[Task brief] Retype the data that follows line by line, exactly, and leave its pictures out.

Stored data
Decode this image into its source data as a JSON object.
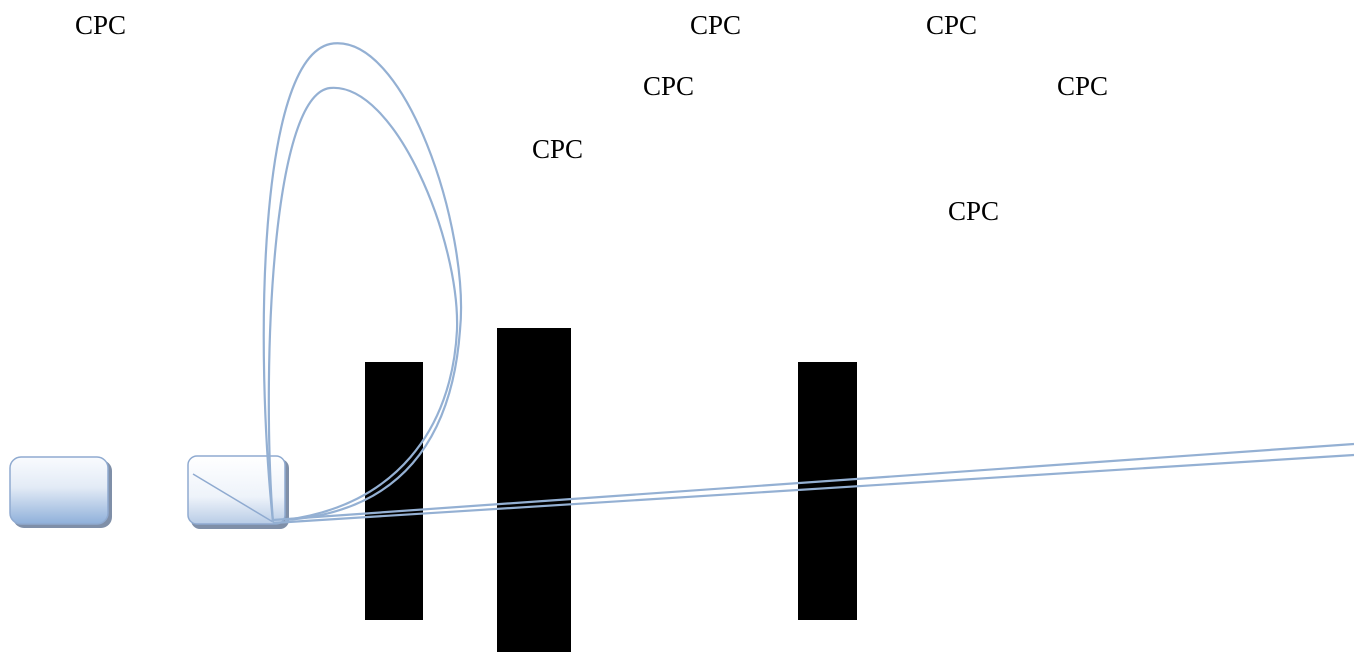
{
  "labels": [
    "CPC",
    "CPC",
    "CPC",
    "CPC",
    "CPC",
    "CPC",
    "CPC"
  ],
  "colors": {
    "beam": "#94b0d3",
    "block": "#000000",
    "box_top": "#f7f9fc",
    "box_bottom": "#95b4dc",
    "box_border": "#8faad0",
    "box_shadow": "#7f8fa8",
    "background": "#ffffff"
  }
}
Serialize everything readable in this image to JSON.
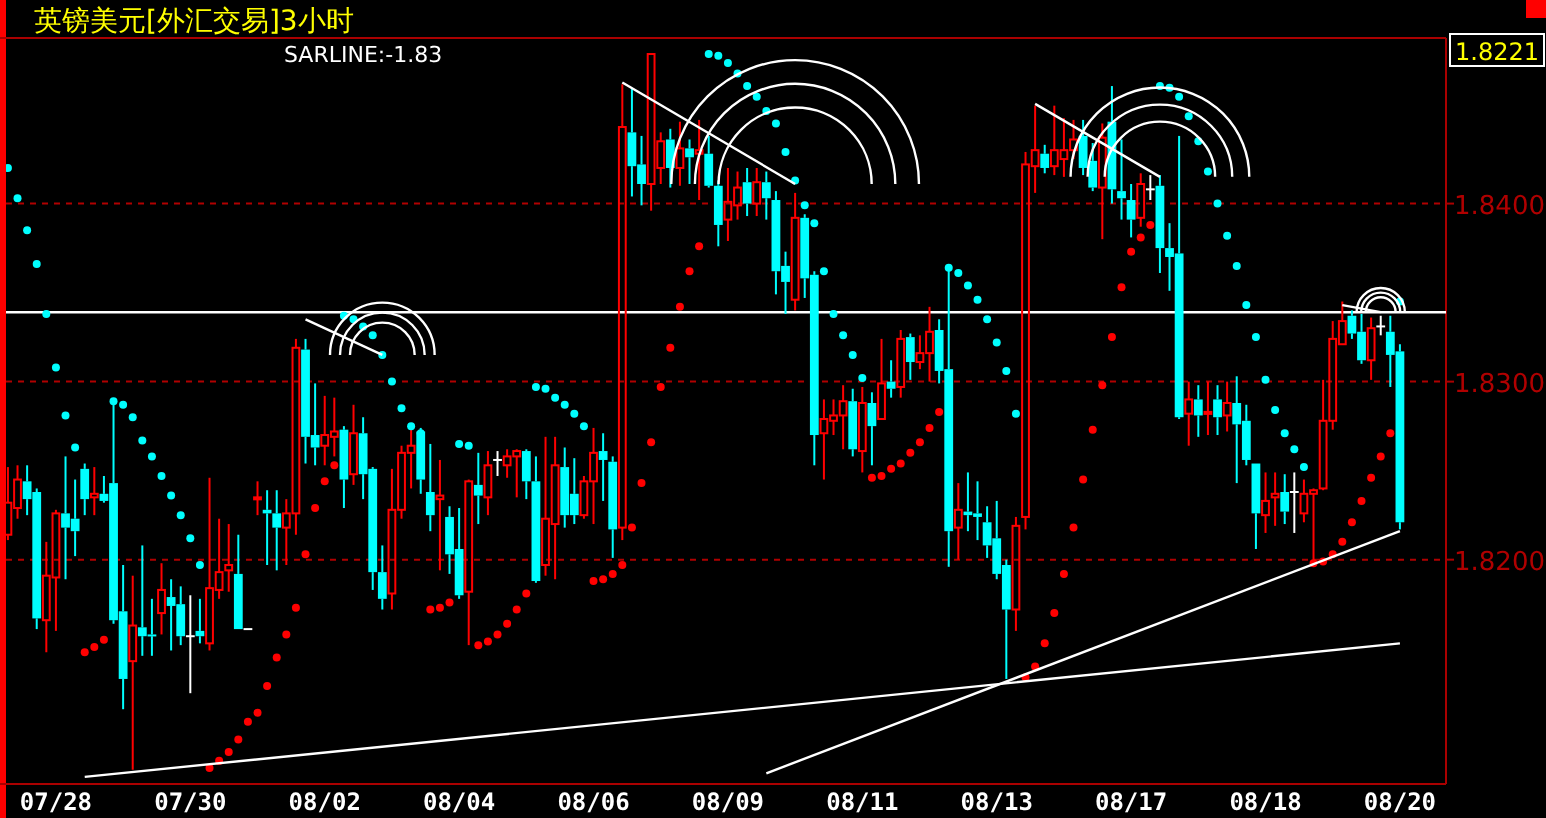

[Full response]
Decode this image into its source data as a JSON object.
{
  "labels": [
    "CPC",
    "CPC",
    "CPC",
    "CPC",
    "CPC",
    "CPC",
    "CPC"
  ],
  "colors": {
    "beam": "#94b0d3",
    "block": "#000000",
    "box_top": "#f7f9fc",
    "box_bottom": "#95b4dc",
    "box_border": "#8faad0",
    "box_shadow": "#7f8fa8",
    "background": "#ffffff"
  }
}
Serialize everything readable in this image to JSON.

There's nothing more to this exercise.